[Dataset entries]

• • • • •

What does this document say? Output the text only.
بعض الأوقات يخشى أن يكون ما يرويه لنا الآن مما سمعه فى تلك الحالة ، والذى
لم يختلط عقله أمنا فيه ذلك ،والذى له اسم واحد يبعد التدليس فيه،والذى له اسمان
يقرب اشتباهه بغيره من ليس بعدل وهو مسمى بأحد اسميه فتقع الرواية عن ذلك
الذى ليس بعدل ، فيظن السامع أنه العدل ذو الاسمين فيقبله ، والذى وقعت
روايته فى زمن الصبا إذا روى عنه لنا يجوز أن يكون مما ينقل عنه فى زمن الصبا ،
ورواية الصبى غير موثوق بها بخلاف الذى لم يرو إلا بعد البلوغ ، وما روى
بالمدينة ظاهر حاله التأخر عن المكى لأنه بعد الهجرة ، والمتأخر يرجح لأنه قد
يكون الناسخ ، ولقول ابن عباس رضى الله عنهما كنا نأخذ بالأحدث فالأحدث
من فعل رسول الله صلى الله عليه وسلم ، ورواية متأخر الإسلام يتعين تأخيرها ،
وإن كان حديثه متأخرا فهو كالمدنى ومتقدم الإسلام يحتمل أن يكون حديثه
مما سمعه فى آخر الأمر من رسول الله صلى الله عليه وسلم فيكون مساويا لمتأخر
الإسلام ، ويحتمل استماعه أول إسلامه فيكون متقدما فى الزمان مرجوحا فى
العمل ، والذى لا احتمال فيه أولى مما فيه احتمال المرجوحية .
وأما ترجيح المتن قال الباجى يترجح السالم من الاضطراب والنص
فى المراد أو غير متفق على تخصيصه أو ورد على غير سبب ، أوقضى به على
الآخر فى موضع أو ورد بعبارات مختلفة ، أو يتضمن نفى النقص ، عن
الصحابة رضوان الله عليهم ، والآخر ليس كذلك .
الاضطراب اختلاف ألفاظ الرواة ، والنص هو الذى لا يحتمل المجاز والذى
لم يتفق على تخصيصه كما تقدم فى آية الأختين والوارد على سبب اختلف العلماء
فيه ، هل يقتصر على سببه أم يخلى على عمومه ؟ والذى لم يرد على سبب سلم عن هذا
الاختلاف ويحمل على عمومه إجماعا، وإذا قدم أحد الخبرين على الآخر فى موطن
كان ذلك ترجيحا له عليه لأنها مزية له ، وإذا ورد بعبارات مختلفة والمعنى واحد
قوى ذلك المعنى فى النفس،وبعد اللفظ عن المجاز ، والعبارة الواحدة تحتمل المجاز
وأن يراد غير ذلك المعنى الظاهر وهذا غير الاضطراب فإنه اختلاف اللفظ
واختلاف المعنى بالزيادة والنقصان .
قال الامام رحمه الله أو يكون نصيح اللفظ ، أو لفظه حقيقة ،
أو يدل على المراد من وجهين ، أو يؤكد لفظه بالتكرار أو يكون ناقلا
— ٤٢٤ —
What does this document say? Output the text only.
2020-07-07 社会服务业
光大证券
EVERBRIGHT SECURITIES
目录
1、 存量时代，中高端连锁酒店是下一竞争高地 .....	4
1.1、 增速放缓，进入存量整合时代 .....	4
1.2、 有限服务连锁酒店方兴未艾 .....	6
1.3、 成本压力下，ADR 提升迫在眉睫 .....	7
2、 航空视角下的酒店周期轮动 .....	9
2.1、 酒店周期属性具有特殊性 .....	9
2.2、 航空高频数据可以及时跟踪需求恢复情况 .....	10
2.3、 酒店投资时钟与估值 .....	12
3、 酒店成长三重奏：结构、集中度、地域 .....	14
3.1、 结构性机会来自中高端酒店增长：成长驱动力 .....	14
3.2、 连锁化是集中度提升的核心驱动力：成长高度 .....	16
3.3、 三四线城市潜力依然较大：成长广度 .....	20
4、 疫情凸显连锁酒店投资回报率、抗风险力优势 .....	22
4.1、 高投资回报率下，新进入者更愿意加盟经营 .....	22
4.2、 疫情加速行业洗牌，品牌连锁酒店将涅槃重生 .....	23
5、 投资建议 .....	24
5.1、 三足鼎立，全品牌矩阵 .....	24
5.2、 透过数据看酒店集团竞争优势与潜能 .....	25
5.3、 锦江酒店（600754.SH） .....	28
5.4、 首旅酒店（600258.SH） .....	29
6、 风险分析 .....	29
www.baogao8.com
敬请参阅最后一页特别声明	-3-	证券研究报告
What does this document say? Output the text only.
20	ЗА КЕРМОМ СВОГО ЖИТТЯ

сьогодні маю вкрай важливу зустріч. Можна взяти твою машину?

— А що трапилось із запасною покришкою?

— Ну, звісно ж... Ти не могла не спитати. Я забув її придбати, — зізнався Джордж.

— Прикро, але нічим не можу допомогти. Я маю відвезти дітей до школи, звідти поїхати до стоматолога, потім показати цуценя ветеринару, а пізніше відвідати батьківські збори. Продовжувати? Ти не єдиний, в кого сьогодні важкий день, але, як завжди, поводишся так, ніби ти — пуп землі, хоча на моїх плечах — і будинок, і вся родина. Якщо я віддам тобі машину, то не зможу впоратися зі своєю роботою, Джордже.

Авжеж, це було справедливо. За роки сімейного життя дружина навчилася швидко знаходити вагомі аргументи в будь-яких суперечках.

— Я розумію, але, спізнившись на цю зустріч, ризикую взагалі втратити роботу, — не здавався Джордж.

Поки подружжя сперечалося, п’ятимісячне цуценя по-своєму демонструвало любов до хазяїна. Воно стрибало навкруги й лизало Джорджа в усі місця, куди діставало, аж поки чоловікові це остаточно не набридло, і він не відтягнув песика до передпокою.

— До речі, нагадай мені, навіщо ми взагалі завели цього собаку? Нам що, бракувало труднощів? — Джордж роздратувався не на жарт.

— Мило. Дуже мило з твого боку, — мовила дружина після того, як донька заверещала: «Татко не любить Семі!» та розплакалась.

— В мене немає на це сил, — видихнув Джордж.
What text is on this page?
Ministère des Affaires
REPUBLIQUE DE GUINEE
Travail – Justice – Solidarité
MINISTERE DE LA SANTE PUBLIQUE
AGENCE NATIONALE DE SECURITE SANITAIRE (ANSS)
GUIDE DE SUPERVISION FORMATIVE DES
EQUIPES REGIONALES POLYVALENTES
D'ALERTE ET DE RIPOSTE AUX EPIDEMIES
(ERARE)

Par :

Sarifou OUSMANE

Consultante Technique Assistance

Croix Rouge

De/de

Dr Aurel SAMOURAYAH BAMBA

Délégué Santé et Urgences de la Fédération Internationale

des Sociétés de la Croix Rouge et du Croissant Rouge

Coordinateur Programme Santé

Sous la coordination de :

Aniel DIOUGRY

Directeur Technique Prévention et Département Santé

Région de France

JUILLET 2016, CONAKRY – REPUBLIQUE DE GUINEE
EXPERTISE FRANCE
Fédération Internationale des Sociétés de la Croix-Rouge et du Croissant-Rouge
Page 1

• • • • •

§ Set problem
Take the entries above and copy them out exactly.

§ Finished answer
What does this document say? Output the text only.
بعض الأوقات يخشى أن يكون ما يرويه لنا الآن مما سمعه فى تلك الحالة ، والذى
لم يختلط عقله أمنا فيه ذلك ،والذى له اسم واحد يبعد التدليس فيه،والذى له اسمان
يقرب اشتباهه بغيره من ليس بعدل وهو مسمى بأحد اسميه فتقع الرواية عن ذلك
الذى ليس بعدل ، فيظن السامع أنه العدل ذو الاسمين فيقبله ، والذى وقعت
روايته فى زمن الصبا إذا روى عنه لنا يجوز أن يكون مما ينقل عنه فى زمن الصبا ،
ورواية الصبى غير موثوق بها بخلاف الذى لم يرو إلا بعد البلوغ ، وما روى
بالمدينة ظاهر حاله التأخر عن المكى لأنه بعد الهجرة ، والمتأخر يرجح لأنه قد
يكون الناسخ ، ولقول ابن عباس رضى الله عنهما كنا نأخذ بالأحدث فالأحدث
من فعل رسول الله صلى الله عليه وسلم ، ورواية متأخر الإسلام يتعين تأخيرها ،
وإن كان حديثه متأخرا فهو كالمدنى ومتقدم الإسلام يحتمل أن يكون حديثه
مما سمعه فى آخر الأمر من رسول الله صلى الله عليه وسلم فيكون مساويا لمتأخر
الإسلام ، ويحتمل استماعه أول إسلامه فيكون متقدما فى الزمان مرجوحا فى
العمل ، والذى لا احتمال فيه أولى مما فيه احتمال المرجوحية .
وأما ترجيح المتن قال الباجى يترجح السالم من الاضطراب والنص
فى المراد أو غير متفق على تخصيصه أو ورد على غير سبب ، أوقضى به على
الآخر فى موضع أو ورد بعبارات مختلفة ، أو يتضمن نفى النقص ، عن
الصحابة رضوان الله عليهم ، والآخر ليس كذلك .
الاضطراب اختلاف ألفاظ الرواة ، والنص هو الذى لا يحتمل المجاز والذى
لم يتفق على تخصيصه كما تقدم فى آية الأختين والوارد على سبب اختلف العلماء
فيه ، هل يقتصر على سببه أم يخلى على عمومه ؟ والذى لم يرد على سبب سلم عن هذا
الاختلاف ويحمل على عمومه إجماعا، وإذا قدم أحد الخبرين على الآخر فى موطن
كان ذلك ترجيحا له عليه لأنها مزية له ، وإذا ورد بعبارات مختلفة والمعنى واحد
قوى ذلك المعنى فى النفس،وبعد اللفظ عن المجاز ، والعبارة الواحدة تحتمل المجاز
وأن يراد غير ذلك المعنى الظاهر وهذا غير الاضطراب فإنه اختلاف اللفظ
واختلاف المعنى بالزيادة والنقصان .
قال الامام رحمه الله أو يكون نصيح اللفظ ، أو لفظه حقيقة ،
أو يدل على المراد من وجهين ، أو يؤكد لفظه بالتكرار أو يكون ناقلا
— ٤٢٤ —
What does this document say? Output the text only.
2020-07-07 社会服务业
光大证券
EVERBRIGHT SECURITIES
目录
1、 存量时代，中高端连锁酒店是下一竞争高地 .....	4
1.1、 增速放缓，进入存量整合时代 .....	4
1.2、 有限服务连锁酒店方兴未艾 .....	6
1.3、 成本压力下，ADR 提升迫在眉睫 .....	7
2、 航空视角下的酒店周期轮动 .....	9
2.1、 酒店周期属性具有特殊性 .....	9
2.2、 航空高频数据可以及时跟踪需求恢复情况 .....	10
2.3、 酒店投资时钟与估值 .....	12
3、 酒店成长三重奏：结构、集中度、地域 .....	14
3.1、 结构性机会来自中高端酒店增长：成长驱动力 .....	14
3.2、 连锁化是集中度提升的核心驱动力：成长高度 .....	16
3.3、 三四线城市潜力依然较大：成长广度 .....	20
4、 疫情凸显连锁酒店投资回报率、抗风险力优势 .....	22
4.1、 高投资回报率下，新进入者更愿意加盟经营 .....	22
4.2、 疫情加速行业洗牌，品牌连锁酒店将涅槃重生 .....	23
5、 投资建议 .....	24
5.1、 三足鼎立，全品牌矩阵 .....	24
5.2、 透过数据看酒店集团竞争优势与潜能 .....	25
5.3、 锦江酒店（600754.SH） .....	28
5.4、 首旅酒店（600258.SH） .....	29
6、 风险分析 .....	29
www.baogao8.com
敬请参阅最后一页特别声明	-3-	证券研究报告
What does this document say? Output the text only.
20	ЗА КЕРМОМ СВОГО ЖИТТЯ

сьогодні маю вкрай важливу зустріч. Можна взяти твою машину?

— А що трапилось із запасною покришкою?

— Ну, звісно ж... Ти не могла не спитати. Я забув її придбати, — зізнався Джордж.

— Прикро, але нічим не можу допомогти. Я маю відвезти дітей до школи, звідти поїхати до стоматолога, потім показати цуценя ветеринару, а пізніше відвідати батьківські збори. Продовжувати? Ти не єдиний, в кого сьогодні важкий день, але, як завжди, поводишся так, ніби ти — пуп землі, хоча на моїх плечах — і будинок, і вся родина. Якщо я віддам тобі машину, то не зможу впоратися зі своєю роботою, Джордже.

Авжеж, це було справедливо. За роки сімейного життя дружина навчилася швидко знаходити вагомі аргументи в будь-яких суперечках.

— Я розумію, але, спізнившись на цю зустріч, ризикую взагалі втратити роботу, — не здавався Джордж.

Поки подружжя сперечалося, п’ятимісячне цуценя по-своєму демонструвало любов до хазяїна. Воно стрибало навкруги й лизало Джорджа в усі місця, куди діставало, аж поки чоловікові це остаточно не набридло, і він не відтягнув песика до передпокою.

— До речі, нагадай мені, навіщо ми взагалі завели цього собаку? Нам що, бракувало труднощів? — Джордж роздратувався не на жарт.

— Мило. Дуже мило з твого боку, — мовила дружина після того, як донька заверещала: «Татко не любить Семі!» та розплакалась.

— В мене немає на це сил, — видихнув Джордж.
What text is on this page?
Ministère des Affaires
REPUBLIQUE DE GUINEE
Travail – Justice – Solidarité
MINISTERE DE LA SANTE PUBLIQUE
AGENCE NATIONALE DE SECURITE SANITAIRE (ANSS)
GUIDE DE SUPERVISION FORMATIVE DES
EQUIPES REGIONALES POLYVALENTES
D'ALERTE ET DE RIPOSTE AUX EPIDEMIES
(ERARE)

Par :

Sarifou OUSMANE

Consultante Technique Assistance

Croix Rouge

De/de

Dr Aurel SAMOURAYAH BAMBA

Délégué Santé et Urgences de la Fédération Internationale

des Sociétés de la Croix Rouge et du Croissant Rouge

Coordinateur Programme Santé

Sous la coordination de :

Aniel DIOUGRY

Directeur Technique Prévention et Département Santé

Région de France

JUILLET 2016, CONAKRY – REPUBLIQUE DE GUINEE
EXPERTISE FRANCE
Fédération Internationale des Sociétés de la Croix-Rouge et du Croissant-Rouge
Page 1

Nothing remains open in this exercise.